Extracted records
=-=-=-=-=
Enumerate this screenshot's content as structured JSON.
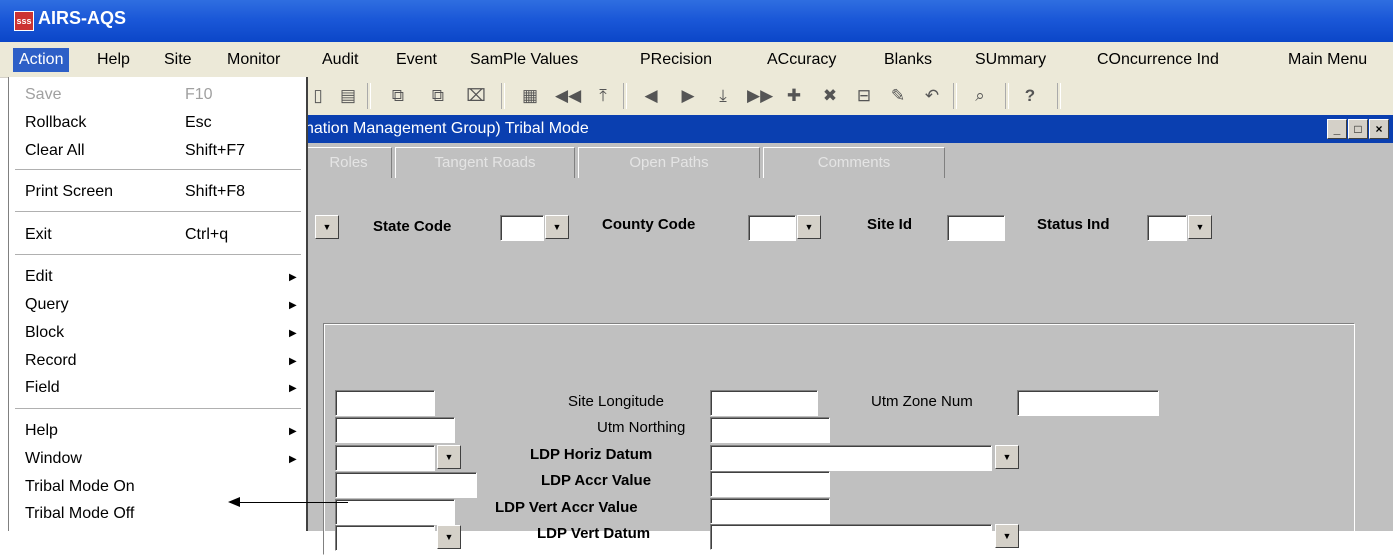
{
  "app": {
    "title": "AIRS-AQS",
    "icon": "app-icon"
  },
  "menubar": {
    "items": [
      {
        "label": "Action",
        "active": true
      },
      {
        "label": "Help"
      },
      {
        "label": "Site"
      },
      {
        "label": "Monitor"
      },
      {
        "label": "Audit"
      },
      {
        "label": "Event"
      },
      {
        "label": "SamPle Values"
      },
      {
        "label": "PRecision"
      },
      {
        "label": "ACcuracy"
      },
      {
        "label": "Blanks"
      },
      {
        "label": "SUmmary"
      },
      {
        "label": "COncurrence Ind"
      },
      {
        "label": "Main Menu"
      }
    ]
  },
  "toolbar": {
    "icons": [
      "print-icon",
      "report-icon",
      "copy-record-icon",
      "paste-record-icon",
      "clear-record-icon",
      "grid-icon",
      "first-record-icon",
      "top-icon",
      "previous-icon",
      "next-icon",
      "down-icon",
      "last-record-icon",
      "insert-icon",
      "delete-icon",
      "duplicate-icon",
      "pin-icon",
      "undo-icon",
      "query-icon",
      "help-icon"
    ]
  },
  "form": {
    "title": "nation Management Group) Tribal Mode",
    "tabs": [
      "Roles",
      "Tangent Roads",
      "Open Paths",
      "Comments"
    ],
    "header_fields": {
      "state_code": "State Code",
      "county_code": "County Code",
      "site_id": "Site Id",
      "status_ind": "Status Ind"
    },
    "fields": {
      "site_longitude": "Site Longitude",
      "utm_zone_num": "Utm Zone Num",
      "utm_northing": "Utm Northing",
      "ldp_horiz_datum": "LDP Horiz Datum",
      "ldp_accr_value": "LDP Accr Value",
      "ldp_vert_accr_value": "LDP Vert Accr Value",
      "ldp_vert_datum": "LDP Vert Datum"
    }
  },
  "action_menu": {
    "items": [
      {
        "label": "Save",
        "shortcut": "F10",
        "disabled": true
      },
      {
        "label": "Rollback",
        "shortcut": "Esc"
      },
      {
        "label": "Clear All",
        "shortcut": "Shift+F7"
      },
      {
        "label": "Print Screen",
        "shortcut": "Shift+F8"
      },
      {
        "label": "Exit",
        "shortcut": "Ctrl+q"
      },
      {
        "label": "Edit"
      },
      {
        "label": "Query"
      },
      {
        "label": "Block"
      },
      {
        "label": "Record"
      },
      {
        "label": "Field"
      },
      {
        "label": "Help"
      },
      {
        "label": "Window"
      },
      {
        "label": "Tribal Mode On"
      },
      {
        "label": "Tribal Mode Off"
      }
    ]
  }
}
=-=-=-=-=
> _Exercise prompt_:
Give the count of lines in the data shown above that contain "Site", and nothing else.

> _Task solution_:
3